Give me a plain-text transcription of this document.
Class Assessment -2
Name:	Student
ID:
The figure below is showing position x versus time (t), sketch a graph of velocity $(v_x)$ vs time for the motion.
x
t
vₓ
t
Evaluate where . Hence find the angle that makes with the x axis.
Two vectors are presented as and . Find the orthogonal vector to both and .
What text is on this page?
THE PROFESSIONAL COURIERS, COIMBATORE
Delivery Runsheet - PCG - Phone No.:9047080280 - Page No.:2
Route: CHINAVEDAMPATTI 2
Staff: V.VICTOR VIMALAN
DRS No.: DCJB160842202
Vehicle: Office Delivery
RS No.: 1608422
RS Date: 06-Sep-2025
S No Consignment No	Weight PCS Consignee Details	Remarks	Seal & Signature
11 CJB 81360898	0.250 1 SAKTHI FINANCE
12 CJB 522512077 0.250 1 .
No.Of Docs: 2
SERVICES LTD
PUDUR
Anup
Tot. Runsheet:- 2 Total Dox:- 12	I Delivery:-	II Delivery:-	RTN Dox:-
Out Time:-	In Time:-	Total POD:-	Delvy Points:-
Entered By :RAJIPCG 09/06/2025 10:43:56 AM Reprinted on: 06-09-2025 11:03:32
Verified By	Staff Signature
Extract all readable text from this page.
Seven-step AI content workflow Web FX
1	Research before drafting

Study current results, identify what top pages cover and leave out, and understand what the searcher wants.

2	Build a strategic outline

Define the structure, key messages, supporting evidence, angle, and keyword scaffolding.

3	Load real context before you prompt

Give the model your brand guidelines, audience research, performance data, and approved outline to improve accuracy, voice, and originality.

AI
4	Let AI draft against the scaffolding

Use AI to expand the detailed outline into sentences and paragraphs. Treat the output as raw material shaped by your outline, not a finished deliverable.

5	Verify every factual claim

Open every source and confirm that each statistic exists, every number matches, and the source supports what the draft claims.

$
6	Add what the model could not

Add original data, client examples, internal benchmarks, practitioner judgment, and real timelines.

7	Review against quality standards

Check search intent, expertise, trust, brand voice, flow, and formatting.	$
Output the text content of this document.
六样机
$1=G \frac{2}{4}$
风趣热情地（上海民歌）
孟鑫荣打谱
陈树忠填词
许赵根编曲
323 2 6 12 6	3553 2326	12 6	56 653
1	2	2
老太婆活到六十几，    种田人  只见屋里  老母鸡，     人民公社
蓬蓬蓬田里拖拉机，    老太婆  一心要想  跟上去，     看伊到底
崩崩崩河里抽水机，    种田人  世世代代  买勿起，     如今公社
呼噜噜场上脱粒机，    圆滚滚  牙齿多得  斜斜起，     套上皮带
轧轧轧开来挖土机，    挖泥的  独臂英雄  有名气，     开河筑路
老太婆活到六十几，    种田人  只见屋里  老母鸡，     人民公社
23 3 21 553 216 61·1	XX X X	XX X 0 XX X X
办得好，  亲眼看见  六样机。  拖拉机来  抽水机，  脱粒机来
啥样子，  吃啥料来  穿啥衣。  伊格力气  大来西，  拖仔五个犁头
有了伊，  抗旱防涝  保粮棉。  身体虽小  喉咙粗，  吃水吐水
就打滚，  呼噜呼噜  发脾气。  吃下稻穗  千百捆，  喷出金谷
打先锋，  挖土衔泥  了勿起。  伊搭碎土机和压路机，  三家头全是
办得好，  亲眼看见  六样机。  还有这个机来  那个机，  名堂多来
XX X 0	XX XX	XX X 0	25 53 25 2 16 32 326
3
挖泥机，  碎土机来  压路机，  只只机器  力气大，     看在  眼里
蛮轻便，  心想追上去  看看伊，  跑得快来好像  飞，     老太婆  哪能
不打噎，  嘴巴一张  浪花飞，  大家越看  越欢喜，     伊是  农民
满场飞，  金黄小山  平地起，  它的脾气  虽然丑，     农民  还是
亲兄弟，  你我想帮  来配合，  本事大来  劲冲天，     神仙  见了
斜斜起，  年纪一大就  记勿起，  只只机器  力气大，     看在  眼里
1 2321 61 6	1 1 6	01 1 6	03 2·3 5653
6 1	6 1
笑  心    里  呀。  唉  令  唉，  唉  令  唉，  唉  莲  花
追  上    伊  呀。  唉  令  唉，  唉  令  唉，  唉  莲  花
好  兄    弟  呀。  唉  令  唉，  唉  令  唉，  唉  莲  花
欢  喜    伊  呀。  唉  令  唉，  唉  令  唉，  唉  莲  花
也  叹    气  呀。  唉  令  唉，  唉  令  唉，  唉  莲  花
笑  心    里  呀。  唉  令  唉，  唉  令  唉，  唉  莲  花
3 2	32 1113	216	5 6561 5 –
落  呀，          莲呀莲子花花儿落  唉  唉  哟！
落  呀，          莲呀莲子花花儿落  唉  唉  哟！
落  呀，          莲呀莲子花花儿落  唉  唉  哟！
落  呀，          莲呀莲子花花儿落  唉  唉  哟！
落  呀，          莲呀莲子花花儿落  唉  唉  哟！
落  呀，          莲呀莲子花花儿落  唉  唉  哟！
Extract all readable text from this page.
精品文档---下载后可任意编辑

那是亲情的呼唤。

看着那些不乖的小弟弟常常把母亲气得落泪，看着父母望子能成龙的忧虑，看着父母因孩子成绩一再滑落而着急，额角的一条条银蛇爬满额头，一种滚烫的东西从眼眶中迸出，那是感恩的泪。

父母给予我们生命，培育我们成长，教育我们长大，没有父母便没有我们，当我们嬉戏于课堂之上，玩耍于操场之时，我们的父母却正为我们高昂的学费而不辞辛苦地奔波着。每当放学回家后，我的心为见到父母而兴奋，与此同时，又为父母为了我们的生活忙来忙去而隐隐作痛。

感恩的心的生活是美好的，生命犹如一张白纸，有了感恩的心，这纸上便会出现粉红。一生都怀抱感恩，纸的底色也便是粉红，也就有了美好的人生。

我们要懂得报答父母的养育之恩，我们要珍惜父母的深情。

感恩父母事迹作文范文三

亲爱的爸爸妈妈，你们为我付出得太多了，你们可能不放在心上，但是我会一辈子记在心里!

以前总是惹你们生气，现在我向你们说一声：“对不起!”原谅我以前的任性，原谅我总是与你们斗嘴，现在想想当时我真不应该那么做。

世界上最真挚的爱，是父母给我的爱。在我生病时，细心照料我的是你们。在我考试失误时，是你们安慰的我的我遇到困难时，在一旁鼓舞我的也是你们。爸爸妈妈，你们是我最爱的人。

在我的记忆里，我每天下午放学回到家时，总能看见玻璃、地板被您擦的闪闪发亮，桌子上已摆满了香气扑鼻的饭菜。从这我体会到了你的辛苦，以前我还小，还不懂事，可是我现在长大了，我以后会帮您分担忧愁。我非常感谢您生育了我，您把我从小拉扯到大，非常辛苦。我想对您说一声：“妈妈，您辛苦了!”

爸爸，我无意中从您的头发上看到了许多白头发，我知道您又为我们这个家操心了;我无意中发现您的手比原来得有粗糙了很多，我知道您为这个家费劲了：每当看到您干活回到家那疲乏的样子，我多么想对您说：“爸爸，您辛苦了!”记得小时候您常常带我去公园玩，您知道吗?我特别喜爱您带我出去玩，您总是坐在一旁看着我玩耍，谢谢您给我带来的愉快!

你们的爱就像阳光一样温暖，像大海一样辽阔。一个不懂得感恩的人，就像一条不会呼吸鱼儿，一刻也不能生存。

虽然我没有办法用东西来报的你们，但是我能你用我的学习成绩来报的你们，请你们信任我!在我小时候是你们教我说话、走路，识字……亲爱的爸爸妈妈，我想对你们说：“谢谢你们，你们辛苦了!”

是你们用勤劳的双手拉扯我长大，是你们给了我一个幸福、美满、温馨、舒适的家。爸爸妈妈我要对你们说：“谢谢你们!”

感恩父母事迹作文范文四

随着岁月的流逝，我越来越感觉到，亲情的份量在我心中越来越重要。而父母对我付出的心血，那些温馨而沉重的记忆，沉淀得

┄┄┄┄┄┄┄┄┄┄┄┄┄┄┄┄┄┄┄┄

What is being asked: Go through the listing above and locate each line that holds the word "Delivery". Copy those lines.

Answer for this exercise:
Delivery Runsheet - PCG - Phone No.:9047080280 - Page No.:2
Vehicle: Office Delivery
Tot. Runsheet:- 2 Total Dox:- 12	I Delivery:-	II Delivery:-	RTN Dox:-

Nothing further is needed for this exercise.